Recorded data:
··········

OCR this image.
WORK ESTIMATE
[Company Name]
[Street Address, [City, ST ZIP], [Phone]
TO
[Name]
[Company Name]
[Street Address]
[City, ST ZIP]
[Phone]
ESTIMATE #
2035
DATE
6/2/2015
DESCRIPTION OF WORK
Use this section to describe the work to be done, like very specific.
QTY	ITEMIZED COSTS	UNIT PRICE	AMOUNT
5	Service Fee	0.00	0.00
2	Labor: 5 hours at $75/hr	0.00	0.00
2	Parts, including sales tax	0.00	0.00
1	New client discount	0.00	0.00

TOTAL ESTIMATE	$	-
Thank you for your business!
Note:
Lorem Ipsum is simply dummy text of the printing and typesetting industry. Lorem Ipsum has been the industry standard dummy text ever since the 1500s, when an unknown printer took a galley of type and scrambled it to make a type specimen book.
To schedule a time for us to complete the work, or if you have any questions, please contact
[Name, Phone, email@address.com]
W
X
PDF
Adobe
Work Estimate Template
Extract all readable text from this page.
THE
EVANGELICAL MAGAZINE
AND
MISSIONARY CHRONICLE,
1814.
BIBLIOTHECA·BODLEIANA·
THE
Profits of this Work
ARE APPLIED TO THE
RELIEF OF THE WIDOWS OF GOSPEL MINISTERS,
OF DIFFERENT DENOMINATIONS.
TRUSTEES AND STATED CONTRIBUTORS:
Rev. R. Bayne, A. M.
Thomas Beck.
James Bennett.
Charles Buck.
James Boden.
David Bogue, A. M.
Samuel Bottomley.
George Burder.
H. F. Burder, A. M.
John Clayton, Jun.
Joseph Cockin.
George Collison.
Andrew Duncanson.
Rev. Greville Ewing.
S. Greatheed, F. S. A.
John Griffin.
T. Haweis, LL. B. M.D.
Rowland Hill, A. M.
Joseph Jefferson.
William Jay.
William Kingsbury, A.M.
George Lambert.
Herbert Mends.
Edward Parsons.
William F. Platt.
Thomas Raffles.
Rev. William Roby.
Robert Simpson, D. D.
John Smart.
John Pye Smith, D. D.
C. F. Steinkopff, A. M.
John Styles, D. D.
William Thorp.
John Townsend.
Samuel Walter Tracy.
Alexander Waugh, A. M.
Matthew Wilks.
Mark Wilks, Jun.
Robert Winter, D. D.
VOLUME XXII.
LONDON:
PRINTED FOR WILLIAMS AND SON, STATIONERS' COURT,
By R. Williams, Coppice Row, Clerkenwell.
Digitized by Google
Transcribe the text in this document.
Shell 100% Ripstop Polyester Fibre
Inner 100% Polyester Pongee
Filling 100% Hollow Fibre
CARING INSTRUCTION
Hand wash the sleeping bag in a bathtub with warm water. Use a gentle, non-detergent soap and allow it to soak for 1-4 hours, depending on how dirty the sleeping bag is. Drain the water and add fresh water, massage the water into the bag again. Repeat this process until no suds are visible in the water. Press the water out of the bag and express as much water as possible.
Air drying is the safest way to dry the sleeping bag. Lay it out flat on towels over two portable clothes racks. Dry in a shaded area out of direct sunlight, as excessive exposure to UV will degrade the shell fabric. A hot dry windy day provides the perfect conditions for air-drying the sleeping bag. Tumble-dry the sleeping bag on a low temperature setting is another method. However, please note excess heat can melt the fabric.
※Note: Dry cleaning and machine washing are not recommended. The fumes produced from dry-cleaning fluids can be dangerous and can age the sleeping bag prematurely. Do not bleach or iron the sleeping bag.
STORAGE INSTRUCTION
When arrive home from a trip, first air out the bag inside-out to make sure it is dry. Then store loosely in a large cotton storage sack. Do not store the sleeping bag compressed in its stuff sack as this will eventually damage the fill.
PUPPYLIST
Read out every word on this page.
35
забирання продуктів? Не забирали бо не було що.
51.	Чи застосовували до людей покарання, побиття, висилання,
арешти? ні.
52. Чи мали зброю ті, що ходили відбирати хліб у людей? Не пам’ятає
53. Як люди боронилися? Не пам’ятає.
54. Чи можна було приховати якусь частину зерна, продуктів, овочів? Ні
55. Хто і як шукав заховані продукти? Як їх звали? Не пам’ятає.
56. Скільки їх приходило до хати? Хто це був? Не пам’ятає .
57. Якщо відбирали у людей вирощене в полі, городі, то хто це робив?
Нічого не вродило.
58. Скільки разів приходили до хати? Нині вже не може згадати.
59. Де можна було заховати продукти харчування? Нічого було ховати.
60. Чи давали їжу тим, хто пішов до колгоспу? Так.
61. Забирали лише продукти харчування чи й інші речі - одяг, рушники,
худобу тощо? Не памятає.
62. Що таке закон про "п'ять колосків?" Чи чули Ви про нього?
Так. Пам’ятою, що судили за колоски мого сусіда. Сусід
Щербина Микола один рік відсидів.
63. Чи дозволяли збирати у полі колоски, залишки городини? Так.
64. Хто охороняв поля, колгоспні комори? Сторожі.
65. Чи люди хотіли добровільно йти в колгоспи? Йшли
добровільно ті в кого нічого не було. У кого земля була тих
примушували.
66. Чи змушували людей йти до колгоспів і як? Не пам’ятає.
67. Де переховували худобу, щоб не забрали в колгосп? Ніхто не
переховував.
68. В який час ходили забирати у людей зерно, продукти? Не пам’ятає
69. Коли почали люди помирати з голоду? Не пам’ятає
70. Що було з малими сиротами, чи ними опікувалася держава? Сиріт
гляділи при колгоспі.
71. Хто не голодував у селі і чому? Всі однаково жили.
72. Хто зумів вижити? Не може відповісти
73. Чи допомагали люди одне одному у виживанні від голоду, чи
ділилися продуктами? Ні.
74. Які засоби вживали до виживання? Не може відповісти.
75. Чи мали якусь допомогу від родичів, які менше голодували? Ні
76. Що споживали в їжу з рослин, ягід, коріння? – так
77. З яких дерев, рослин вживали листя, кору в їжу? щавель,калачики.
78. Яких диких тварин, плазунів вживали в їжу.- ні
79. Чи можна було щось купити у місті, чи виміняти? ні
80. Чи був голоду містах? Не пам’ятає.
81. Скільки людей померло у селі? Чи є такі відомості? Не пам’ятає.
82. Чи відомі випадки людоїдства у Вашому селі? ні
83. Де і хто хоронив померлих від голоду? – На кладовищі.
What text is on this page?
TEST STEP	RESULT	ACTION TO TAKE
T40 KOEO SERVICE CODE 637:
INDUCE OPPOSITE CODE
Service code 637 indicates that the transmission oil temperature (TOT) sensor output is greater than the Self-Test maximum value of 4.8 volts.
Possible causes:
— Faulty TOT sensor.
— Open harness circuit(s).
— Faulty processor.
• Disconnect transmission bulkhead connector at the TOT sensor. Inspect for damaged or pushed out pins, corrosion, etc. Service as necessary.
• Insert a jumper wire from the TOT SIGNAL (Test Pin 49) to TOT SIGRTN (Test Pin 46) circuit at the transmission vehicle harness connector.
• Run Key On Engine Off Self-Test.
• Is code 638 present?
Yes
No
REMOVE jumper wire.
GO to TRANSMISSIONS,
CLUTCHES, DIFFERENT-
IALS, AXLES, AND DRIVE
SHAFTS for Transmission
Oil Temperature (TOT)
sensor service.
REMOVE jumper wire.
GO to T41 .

··········

- _WHAT IS NEEDED_:
Take the entries above and copy them out exactly.

- _RESPONSE_:
OCR this image.
WORK ESTIMATE
[Company Name]
[Street Address, [City, ST ZIP], [Phone]
TO
[Name]
[Company Name]
[Street Address]
[City, ST ZIP]
[Phone]
ESTIMATE #
2035
DATE
6/2/2015
DESCRIPTION OF WORK
Use this section to describe the work to be done, like very specific.
QTY	ITEMIZED COSTS	UNIT PRICE	AMOUNT
5	Service Fee	0.00	0.00
2	Labor: 5 hours at $75/hr	0.00	0.00
2	Parts, including sales tax	0.00	0.00
1	New client discount	0.00	0.00

TOTAL ESTIMATE	$	-
Thank you for your business!
Note:
Lorem Ipsum is simply dummy text of the printing and typesetting industry. Lorem Ipsum has been the industry standard dummy text ever since the 1500s, when an unknown printer took a galley of type and scrambled it to make a type specimen book.
To schedule a time for us to complete the work, or if you have any questions, please contact
[Name, Phone, email@address.com]
W
X
PDF
Adobe
Work Estimate Template
Extract all readable text from this page.
THE
EVANGELICAL MAGAZINE
AND
MISSIONARY CHRONICLE,
1814.
BIBLIOTHECA·BODLEIANA·
THE
Profits of this Work
ARE APPLIED TO THE
RELIEF OF THE WIDOWS OF GOSPEL MINISTERS,
OF DIFFERENT DENOMINATIONS.
TRUSTEES AND STATED CONTRIBUTORS:
Rev. R. Bayne, A. M.
Thomas Beck.
James Bennett.
Charles Buck.
James Boden.
David Bogue, A. M.
Samuel Bottomley.
George Burder.
H. F. Burder, A. M.
John Clayton, Jun.
Joseph Cockin.
George Collison.
Andrew Duncanson.
Rev. Greville Ewing.
S. Greatheed, F. S. A.
John Griffin.
T. Haweis, LL. B. M.D.
Rowland Hill, A. M.
Joseph Jefferson.
William Jay.
William Kingsbury, A.M.
George Lambert.
Herbert Mends.
Edward Parsons.
William F. Platt.
Thomas Raffles.
Rev. William Roby.
Robert Simpson, D. D.
John Smart.
John Pye Smith, D. D.
C. F. Steinkopff, A. M.
John Styles, D. D.
William Thorp.
John Townsend.
Samuel Walter Tracy.
Alexander Waugh, A. M.
Matthew Wilks.
Mark Wilks, Jun.
Robert Winter, D. D.
VOLUME XXII.
LONDON:
PRINTED FOR WILLIAMS AND SON, STATIONERS' COURT,
By R. Williams, Coppice Row, Clerkenwell.
Digitized by Google
Transcribe the text in this document.
Shell 100% Ripstop Polyester Fibre
Inner 100% Polyester Pongee
Filling 100% Hollow Fibre
CARING INSTRUCTION
Hand wash the sleeping bag in a bathtub with warm water. Use a gentle, non-detergent soap and allow it to soak for 1-4 hours, depending on how dirty the sleeping bag is. Drain the water and add fresh water, massage the water into the bag again. Repeat this process until no suds are visible in the water. Press the water out of the bag and express as much water as possible.
Air drying is the safest way to dry the sleeping bag. Lay it out flat on towels over two portable clothes racks. Dry in a shaded area out of direct sunlight, as excessive exposure to UV will degrade the shell fabric. A hot dry windy day provides the perfect conditions for air-drying the sleeping bag. Tumble-dry the sleeping bag on a low temperature setting is another method. However, please note excess heat can melt the fabric.
※Note: Dry cleaning and machine washing are not recommended. The fumes produced from dry-cleaning fluids can be dangerous and can age the sleeping bag prematurely. Do not bleach or iron the sleeping bag.
STORAGE INSTRUCTION
When arrive home from a trip, first air out the bag inside-out to make sure it is dry. Then store loosely in a large cotton storage sack. Do not store the sleeping bag compressed in its stuff sack as this will eventually damage the fill.
PUPPYLIST
Read out every word on this page.
35
забирання продуктів? Не забирали бо не було що.
51.	Чи застосовували до людей покарання, побиття, висилання,
арешти? ні.
52. Чи мали зброю ті, що ходили відбирати хліб у людей? Не пам’ятає
53. Як люди боронилися? Не пам’ятає.
54. Чи можна було приховати якусь частину зерна, продуктів, овочів? Ні
55. Хто і як шукав заховані продукти? Як їх звали? Не пам’ятає.
56. Скільки їх приходило до хати? Хто це був? Не пам’ятає .
57. Якщо відбирали у людей вирощене в полі, городі, то хто це робив?
Нічого не вродило.
58. Скільки разів приходили до хати? Нині вже не може згадати.
59. Де можна було заховати продукти харчування? Нічого було ховати.
60. Чи давали їжу тим, хто пішов до колгоспу? Так.
61. Забирали лише продукти харчування чи й інші речі - одяг, рушники,
худобу тощо? Не памятає.
62. Що таке закон про "п'ять колосків?" Чи чули Ви про нього?
Так. Пам’ятою, що судили за колоски мого сусіда. Сусід
Щербина Микола один рік відсидів.
63. Чи дозволяли збирати у полі колоски, залишки городини? Так.
64. Хто охороняв поля, колгоспні комори? Сторожі.
65. Чи люди хотіли добровільно йти в колгоспи? Йшли
добровільно ті в кого нічого не було. У кого земля була тих
примушували.
66. Чи змушували людей йти до колгоспів і як? Не пам’ятає.
67. Де переховували худобу, щоб не забрали в колгосп? Ніхто не
переховував.
68. В який час ходили забирати у людей зерно, продукти? Не пам’ятає
69. Коли почали люди помирати з голоду? Не пам’ятає
70. Що було з малими сиротами, чи ними опікувалася держава? Сиріт
гляділи при колгоспі.
71. Хто не голодував у селі і чому? Всі однаково жили.
72. Хто зумів вижити? Не може відповісти
73. Чи допомагали люди одне одному у виживанні від голоду, чи
ділилися продуктами? Ні.
74. Які засоби вживали до виживання? Не може відповісти.
75. Чи мали якусь допомогу від родичів, які менше голодували? Ні
76. Що споживали в їжу з рослин, ягід, коріння? – так
77. З яких дерев, рослин вживали листя, кору в їжу? щавель,калачики.
78. Яких диких тварин, плазунів вживали в їжу.- ні
79. Чи можна було щось купити у місті, чи виміняти? ні
80. Чи був голоду містах? Не пам’ятає.
81. Скільки людей померло у селі? Чи є такі відомості? Не пам’ятає.
82. Чи відомі випадки людоїдства у Вашому селі? ні
83. Де і хто хоронив померлих від голоду? – На кладовищі.
What text is on this page?
TEST STEP	RESULT	ACTION TO TAKE
T40 KOEO SERVICE CODE 637:
INDUCE OPPOSITE CODE
Service code 637 indicates that the transmission oil temperature (TOT) sensor output is greater than the Self-Test maximum value of 4.8 volts.
Possible causes:
— Faulty TOT sensor.
— Open harness circuit(s).
— Faulty processor.
• Disconnect transmission bulkhead connector at the TOT sensor. Inspect for damaged or pushed out pins, corrosion, etc. Service as necessary.
• Insert a jumper wire from the TOT SIGNAL (Test Pin 49) to TOT SIGRTN (Test Pin 46) circuit at the transmission vehicle harness connector.
• Run Key On Engine Off Self-Test.
• Is code 638 present?
Yes
No
REMOVE jumper wire.
GO to TRANSMISSIONS,
CLUTCHES, DIFFERENT-
IALS, AXLES, AND DRIVE
SHAFTS for Transmission
Oil Temperature (TOT)
sensor service.
REMOVE jumper wire.
GO to T41 .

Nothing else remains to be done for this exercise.